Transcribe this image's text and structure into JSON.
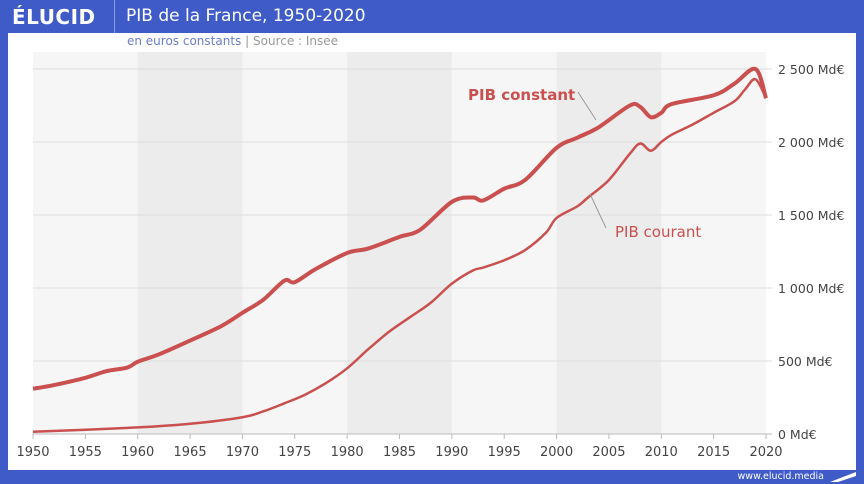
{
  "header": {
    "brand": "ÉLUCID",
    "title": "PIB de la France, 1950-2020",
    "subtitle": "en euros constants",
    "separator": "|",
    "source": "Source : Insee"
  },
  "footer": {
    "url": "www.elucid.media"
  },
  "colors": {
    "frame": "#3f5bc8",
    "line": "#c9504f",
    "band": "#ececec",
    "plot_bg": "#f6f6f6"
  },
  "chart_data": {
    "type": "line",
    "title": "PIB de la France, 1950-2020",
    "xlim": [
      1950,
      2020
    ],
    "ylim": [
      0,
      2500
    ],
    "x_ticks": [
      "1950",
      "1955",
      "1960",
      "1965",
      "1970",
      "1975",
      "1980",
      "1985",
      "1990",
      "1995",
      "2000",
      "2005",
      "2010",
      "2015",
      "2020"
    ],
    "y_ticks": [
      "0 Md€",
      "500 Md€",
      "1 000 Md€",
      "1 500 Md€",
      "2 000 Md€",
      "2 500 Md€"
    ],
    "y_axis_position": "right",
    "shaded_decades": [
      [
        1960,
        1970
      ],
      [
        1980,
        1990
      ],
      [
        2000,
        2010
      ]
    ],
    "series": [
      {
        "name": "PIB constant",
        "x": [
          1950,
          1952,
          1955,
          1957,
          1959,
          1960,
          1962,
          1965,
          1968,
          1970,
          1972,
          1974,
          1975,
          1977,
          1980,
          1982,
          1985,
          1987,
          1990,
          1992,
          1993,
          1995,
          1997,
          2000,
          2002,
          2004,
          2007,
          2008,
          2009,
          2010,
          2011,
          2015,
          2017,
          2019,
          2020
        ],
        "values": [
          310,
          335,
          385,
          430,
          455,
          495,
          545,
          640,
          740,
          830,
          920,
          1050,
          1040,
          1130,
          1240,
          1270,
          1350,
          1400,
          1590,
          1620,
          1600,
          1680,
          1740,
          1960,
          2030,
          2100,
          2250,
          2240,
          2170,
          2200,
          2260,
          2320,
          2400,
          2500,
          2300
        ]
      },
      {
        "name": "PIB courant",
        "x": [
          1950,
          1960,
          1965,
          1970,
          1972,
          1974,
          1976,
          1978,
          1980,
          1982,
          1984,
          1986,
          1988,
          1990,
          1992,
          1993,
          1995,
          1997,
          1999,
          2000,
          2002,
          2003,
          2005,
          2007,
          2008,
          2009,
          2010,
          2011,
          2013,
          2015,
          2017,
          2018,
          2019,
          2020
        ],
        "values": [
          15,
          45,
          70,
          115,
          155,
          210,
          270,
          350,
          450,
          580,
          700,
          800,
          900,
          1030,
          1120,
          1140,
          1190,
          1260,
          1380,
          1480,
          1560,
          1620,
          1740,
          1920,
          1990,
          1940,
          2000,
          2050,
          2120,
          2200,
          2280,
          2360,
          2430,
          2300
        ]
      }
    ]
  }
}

§ What you need to do:
In your copy of the records, include no pictures; repeat everything else exactly.

§ Written answer:
Transcribe this image's text and structure into JSON.
{
  "header": {
    "brand": "ÉLUCID",
    "title": "PIB de la France, 1950-2020",
    "subtitle": "en euros constants",
    "separator": "|",
    "source": "Source : Insee"
  },
  "footer": {
    "url": "www.elucid.media"
  },
  "colors": {
    "frame": "#3f5bc8",
    "line": "#c9504f",
    "band": "#ececec",
    "plot_bg": "#f6f6f6"
  },
  "chart_data": {
    "type": "line",
    "title": "PIB de la France, 1950-2020",
    "xlim": [
      1950,
      2020
    ],
    "ylim": [
      0,
      2500
    ],
    "x_ticks": [
      "1950",
      "1955",
      "1960",
      "1965",
      "1970",
      "1975",
      "1980",
      "1985",
      "1990",
      "1995",
      "2000",
      "2005",
      "2010",
      "2015",
      "2020"
    ],
    "y_ticks": [
      "0 Md€",
      "500 Md€",
      "1 000 Md€",
      "1 500 Md€",
      "2 000 Md€",
      "2 500 Md€"
    ],
    "y_axis_position": "right",
    "shaded_decades": [
      [
        1960,
        1970
      ],
      [
        1980,
        1990
      ],
      [
        2000,
        2010
      ]
    ],
    "series": [
      {
        "name": "PIB constant",
        "x": [
          1950,
          1952,
          1955,
          1957,
          1959,
          1960,
          1962,
          1965,
          1968,
          1970,
          1972,
          1974,
          1975,
          1977,
          1980,
          1982,
          1985,
          1987,
          1990,
          1992,
          1993,
          1995,
          1997,
          2000,
          2002,
          2004,
          2007,
          2008,
          2009,
          2010,
          2011,
          2015,
          2017,
          2019,
          2020
        ],
        "values": [
          310,
          335,
          385,
          430,
          455,
          495,
          545,
          640,
          740,
          830,
          920,
          1050,
          1040,
          1130,
          1240,
          1270,
          1350,
          1400,
          1590,
          1620,
          1600,
          1680,
          1740,
          1960,
          2030,
          2100,
          2250,
          2240,
          2170,
          2200,
          2260,
          2320,
          2400,
          2500,
          2300
        ]
      },
      {
        "name": "PIB courant",
        "x": [
          1950,
          1960,
          1965,
          1970,
          1972,
          1974,
          1976,
          1978,
          1980,
          1982,
          1984,
          1986,
          1988,
          1990,
          1992,
          1993,
          1995,
          1997,
          1999,
          2000,
          2002,
          2003,
          2005,
          2007,
          2008,
          2009,
          2010,
          2011,
          2013,
          2015,
          2017,
          2018,
          2019,
          2020
        ],
        "values": [
          15,
          45,
          70,
          115,
          155,
          210,
          270,
          350,
          450,
          580,
          700,
          800,
          900,
          1030,
          1120,
          1140,
          1190,
          1260,
          1380,
          1480,
          1560,
          1620,
          1740,
          1920,
          1990,
          1940,
          2000,
          2050,
          2120,
          2200,
          2280,
          2360,
          2430,
          2300
        ]
      }
    ]
  }
}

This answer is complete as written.